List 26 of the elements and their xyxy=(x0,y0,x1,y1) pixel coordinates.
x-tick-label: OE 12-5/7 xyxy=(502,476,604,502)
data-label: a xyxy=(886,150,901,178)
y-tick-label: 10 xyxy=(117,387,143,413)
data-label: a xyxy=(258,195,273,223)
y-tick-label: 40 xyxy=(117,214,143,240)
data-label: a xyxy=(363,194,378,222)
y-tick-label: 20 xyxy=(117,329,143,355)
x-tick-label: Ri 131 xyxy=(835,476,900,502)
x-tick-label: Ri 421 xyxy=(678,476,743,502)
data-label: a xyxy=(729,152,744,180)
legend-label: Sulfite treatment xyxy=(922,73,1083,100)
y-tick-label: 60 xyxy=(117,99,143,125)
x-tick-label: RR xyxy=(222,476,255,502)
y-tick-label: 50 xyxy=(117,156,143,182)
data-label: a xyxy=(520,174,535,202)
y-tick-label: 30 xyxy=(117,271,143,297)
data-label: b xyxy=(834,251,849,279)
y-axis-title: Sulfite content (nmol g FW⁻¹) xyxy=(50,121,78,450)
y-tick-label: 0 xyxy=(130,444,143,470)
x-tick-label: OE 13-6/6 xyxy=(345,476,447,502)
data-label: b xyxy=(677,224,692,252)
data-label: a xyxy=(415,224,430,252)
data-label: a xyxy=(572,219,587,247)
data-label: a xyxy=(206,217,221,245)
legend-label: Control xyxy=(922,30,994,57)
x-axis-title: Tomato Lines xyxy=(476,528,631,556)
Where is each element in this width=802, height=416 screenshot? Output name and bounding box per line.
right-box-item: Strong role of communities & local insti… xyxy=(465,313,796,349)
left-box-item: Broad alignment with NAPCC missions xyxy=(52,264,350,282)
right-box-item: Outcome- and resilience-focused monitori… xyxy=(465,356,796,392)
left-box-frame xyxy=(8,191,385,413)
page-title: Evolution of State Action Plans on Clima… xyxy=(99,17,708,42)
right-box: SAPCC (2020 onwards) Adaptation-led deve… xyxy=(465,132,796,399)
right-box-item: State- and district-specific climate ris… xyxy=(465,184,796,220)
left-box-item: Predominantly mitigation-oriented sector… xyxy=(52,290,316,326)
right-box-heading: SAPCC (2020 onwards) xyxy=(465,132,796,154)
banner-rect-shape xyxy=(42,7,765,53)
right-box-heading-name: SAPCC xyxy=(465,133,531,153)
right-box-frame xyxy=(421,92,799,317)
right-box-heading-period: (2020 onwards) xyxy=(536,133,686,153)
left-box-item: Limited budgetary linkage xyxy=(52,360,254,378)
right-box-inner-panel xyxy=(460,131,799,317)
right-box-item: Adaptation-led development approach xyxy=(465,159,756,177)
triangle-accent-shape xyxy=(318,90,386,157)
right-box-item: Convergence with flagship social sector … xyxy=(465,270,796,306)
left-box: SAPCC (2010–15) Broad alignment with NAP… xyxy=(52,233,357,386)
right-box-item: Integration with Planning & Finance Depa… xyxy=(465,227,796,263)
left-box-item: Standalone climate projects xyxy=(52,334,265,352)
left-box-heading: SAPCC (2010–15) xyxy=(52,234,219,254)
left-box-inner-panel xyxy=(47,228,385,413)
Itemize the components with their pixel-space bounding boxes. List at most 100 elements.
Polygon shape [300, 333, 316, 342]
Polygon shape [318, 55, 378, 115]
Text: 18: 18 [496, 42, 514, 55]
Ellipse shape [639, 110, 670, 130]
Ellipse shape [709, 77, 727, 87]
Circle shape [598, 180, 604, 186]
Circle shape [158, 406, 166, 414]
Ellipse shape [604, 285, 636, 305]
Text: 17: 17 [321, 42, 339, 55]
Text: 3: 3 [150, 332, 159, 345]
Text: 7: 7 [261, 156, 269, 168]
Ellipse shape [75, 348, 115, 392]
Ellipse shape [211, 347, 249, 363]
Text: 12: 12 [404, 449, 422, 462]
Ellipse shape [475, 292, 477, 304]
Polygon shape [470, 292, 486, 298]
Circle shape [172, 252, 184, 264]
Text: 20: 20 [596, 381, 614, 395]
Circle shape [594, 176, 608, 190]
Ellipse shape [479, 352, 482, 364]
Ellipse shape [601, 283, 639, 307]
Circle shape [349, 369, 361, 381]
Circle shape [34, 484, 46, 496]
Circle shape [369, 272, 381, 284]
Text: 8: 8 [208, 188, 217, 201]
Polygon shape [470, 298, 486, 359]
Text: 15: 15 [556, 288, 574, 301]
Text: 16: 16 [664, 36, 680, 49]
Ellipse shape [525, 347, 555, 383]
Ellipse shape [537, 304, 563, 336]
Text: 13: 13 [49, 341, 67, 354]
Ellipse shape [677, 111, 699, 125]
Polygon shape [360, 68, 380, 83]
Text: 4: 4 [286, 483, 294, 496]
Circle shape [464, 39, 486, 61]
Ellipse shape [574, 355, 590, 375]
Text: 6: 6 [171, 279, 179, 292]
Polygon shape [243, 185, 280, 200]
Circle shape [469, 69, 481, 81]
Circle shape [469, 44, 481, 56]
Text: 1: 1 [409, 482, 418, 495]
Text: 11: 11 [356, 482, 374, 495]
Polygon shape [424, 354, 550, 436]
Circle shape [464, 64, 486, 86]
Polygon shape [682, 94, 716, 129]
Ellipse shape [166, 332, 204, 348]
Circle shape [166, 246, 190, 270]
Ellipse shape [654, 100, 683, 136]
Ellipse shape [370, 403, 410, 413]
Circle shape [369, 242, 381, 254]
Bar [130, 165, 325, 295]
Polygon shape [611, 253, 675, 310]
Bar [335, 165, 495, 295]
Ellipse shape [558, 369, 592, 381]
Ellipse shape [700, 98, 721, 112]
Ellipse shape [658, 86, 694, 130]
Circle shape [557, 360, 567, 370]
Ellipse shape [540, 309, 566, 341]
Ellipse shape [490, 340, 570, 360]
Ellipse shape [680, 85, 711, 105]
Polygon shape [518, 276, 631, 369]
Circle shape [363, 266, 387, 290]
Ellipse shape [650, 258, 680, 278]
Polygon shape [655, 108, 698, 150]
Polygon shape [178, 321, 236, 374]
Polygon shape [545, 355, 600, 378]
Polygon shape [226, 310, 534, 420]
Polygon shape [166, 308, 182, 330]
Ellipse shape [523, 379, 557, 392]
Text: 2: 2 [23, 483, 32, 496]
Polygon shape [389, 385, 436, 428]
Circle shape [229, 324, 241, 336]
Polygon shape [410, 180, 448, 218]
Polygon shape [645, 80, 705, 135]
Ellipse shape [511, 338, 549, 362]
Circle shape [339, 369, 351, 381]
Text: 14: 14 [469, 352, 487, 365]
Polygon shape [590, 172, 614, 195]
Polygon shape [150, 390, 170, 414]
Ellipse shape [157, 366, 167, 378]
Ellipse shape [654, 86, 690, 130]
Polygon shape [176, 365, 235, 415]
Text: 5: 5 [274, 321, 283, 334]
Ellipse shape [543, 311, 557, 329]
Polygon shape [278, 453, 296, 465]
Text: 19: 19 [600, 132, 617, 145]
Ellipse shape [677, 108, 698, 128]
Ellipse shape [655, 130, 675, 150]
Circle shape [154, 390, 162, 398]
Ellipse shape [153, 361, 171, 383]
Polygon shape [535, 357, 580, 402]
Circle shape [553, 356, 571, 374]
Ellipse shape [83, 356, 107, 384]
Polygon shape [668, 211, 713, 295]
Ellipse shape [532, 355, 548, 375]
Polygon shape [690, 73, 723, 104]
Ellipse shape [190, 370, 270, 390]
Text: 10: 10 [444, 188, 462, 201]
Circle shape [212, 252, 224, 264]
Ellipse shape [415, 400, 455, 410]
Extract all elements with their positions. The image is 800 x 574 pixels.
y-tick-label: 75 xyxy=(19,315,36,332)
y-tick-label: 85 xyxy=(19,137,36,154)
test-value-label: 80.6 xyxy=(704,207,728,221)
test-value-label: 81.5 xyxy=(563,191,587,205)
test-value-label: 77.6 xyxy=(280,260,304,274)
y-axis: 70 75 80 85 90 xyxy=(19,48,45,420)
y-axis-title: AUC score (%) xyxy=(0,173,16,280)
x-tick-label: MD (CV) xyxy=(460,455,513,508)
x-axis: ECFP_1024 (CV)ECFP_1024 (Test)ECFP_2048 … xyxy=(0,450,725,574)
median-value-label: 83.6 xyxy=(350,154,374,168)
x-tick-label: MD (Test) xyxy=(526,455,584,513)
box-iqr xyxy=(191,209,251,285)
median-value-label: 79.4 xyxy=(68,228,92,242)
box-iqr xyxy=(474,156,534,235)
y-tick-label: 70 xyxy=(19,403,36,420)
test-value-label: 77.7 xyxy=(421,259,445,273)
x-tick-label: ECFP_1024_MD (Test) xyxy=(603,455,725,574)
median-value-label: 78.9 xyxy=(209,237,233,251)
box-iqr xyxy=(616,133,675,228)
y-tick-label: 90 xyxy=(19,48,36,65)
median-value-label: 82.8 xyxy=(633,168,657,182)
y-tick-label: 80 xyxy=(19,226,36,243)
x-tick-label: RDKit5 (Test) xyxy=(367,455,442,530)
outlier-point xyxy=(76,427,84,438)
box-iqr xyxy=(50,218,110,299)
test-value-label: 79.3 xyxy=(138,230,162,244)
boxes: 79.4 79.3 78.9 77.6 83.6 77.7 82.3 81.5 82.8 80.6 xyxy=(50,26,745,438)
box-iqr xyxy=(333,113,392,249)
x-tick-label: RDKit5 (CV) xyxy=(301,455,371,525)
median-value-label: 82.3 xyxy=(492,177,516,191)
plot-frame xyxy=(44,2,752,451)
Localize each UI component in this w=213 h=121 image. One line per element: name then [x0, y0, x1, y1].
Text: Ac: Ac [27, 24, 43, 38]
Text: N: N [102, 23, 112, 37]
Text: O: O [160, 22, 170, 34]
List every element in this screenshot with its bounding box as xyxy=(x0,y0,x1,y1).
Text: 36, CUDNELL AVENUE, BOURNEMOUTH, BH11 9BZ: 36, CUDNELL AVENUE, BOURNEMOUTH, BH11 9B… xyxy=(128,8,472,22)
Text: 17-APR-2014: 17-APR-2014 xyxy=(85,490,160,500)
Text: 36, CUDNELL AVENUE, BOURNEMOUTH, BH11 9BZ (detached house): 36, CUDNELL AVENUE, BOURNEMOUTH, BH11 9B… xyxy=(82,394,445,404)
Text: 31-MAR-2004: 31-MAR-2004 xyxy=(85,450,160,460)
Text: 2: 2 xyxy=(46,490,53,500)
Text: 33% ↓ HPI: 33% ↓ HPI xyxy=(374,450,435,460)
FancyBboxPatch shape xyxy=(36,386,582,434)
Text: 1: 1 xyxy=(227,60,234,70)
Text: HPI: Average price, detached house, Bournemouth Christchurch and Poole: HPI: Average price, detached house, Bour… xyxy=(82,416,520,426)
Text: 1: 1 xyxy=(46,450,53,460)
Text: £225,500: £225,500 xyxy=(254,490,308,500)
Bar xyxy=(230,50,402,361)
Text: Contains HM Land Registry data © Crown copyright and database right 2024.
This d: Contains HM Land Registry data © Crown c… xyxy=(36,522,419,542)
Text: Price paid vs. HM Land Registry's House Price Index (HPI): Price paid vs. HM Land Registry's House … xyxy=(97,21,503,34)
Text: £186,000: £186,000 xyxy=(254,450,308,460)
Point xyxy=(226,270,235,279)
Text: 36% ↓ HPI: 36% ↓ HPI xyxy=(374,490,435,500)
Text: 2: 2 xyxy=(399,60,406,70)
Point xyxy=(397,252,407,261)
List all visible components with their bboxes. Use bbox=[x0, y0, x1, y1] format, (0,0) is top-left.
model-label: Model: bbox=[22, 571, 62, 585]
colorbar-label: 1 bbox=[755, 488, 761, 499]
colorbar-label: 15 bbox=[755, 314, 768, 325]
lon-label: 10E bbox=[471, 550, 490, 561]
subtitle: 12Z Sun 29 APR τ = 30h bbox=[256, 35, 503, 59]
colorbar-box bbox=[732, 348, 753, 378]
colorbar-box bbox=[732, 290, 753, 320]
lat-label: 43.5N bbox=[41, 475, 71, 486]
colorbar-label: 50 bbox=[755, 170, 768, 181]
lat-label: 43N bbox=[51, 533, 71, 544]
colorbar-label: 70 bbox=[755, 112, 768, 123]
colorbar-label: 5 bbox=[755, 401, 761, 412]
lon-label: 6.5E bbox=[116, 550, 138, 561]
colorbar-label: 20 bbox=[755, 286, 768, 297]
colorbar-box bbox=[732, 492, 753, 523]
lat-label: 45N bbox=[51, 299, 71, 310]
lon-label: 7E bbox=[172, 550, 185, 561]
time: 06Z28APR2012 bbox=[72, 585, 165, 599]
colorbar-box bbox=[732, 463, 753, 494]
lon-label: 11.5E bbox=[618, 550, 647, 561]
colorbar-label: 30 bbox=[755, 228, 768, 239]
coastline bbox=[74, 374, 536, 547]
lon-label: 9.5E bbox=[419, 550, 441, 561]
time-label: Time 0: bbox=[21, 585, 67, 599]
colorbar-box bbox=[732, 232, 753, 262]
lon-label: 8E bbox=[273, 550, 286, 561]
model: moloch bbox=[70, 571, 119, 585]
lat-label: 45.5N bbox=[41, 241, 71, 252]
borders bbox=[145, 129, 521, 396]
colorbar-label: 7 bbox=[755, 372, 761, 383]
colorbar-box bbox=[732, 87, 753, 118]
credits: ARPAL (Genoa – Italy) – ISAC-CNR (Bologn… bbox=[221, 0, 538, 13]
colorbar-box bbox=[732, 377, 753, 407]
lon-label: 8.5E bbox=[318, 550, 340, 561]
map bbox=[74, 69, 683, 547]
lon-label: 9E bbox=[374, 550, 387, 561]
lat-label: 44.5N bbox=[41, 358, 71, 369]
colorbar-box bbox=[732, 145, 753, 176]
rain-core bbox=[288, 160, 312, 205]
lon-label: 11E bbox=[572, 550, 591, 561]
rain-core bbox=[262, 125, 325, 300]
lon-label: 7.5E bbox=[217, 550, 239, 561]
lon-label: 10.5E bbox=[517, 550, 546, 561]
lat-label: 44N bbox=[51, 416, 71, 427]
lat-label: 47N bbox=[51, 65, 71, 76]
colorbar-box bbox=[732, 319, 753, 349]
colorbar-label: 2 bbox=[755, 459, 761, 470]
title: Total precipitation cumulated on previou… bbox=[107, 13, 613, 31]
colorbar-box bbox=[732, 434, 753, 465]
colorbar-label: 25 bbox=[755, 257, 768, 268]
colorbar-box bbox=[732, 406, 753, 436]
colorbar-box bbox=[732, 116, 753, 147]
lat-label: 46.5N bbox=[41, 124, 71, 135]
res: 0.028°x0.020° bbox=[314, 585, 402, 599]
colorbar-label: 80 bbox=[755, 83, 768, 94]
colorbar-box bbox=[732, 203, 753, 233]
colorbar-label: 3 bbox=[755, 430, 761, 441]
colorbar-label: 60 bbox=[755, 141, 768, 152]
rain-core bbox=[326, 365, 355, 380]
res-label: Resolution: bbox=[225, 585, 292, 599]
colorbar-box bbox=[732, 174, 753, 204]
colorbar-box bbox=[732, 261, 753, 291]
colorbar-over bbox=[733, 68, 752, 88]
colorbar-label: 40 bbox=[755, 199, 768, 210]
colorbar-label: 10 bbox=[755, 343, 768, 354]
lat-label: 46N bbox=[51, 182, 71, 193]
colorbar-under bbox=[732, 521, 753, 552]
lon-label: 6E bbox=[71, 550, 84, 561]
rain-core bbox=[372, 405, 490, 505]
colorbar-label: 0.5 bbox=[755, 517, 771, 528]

EXERCISE BRIEF: Can you output every line from the very start of the records down to the line containing "left-box-item: Broad alignment", including both, with each line unchanged?

TASK RESULT:
List 26 of the elements and their xyxy=(x0,y0,x1,y1) pixel coordinates.
x-tick-label: OE 12-5/7 xyxy=(502,476,604,502)
data-label: a xyxy=(886,150,901,178)
y-tick-label: 10 xyxy=(117,387,143,413)
data-label: a xyxy=(258,195,273,223)
y-tick-label: 40 xyxy=(117,214,143,240)
data-label: a xyxy=(363,194,378,222)
y-tick-label: 20 xyxy=(117,329,143,355)
x-tick-label: Ri 131 xyxy=(835,476,900,502)
x-tick-label: Ri 421 xyxy=(678,476,743,502)
data-label: a xyxy=(729,152,744,180)
legend-label: Sulfite treatment xyxy=(922,73,1083,100)
y-tick-label: 60 xyxy=(117,99,143,125)
x-tick-label: RR xyxy=(222,476,255,502)
y-tick-label: 50 xyxy=(117,156,143,182)
data-label: a xyxy=(520,174,535,202)
y-tick-label: 30 xyxy=(117,271,143,297)
data-label: b xyxy=(834,251,849,279)
y-axis-title: Sulfite content (nmol g FW⁻¹) xyxy=(50,121,78,450)
y-tick-label: 0 xyxy=(130,444,143,470)
x-tick-label: OE 13-6/6 xyxy=(345,476,447,502)
data-label: b xyxy=(677,224,692,252)
data-label: a xyxy=(415,224,430,252)
data-label: a xyxy=(572,219,587,247)
data-label: a xyxy=(206,217,221,245)
legend-label: Control xyxy=(922,30,994,57)
x-axis-title: Tomato Lines xyxy=(476,528,631,556)
Where is each element in this width=802, height=416 screenshot? Output name and bounding box per line.
right-box-item: Strong role of communities & local insti… xyxy=(465,313,796,349)
left-box-item: Broad alignment with NAPCC missions xyxy=(52,264,350,282)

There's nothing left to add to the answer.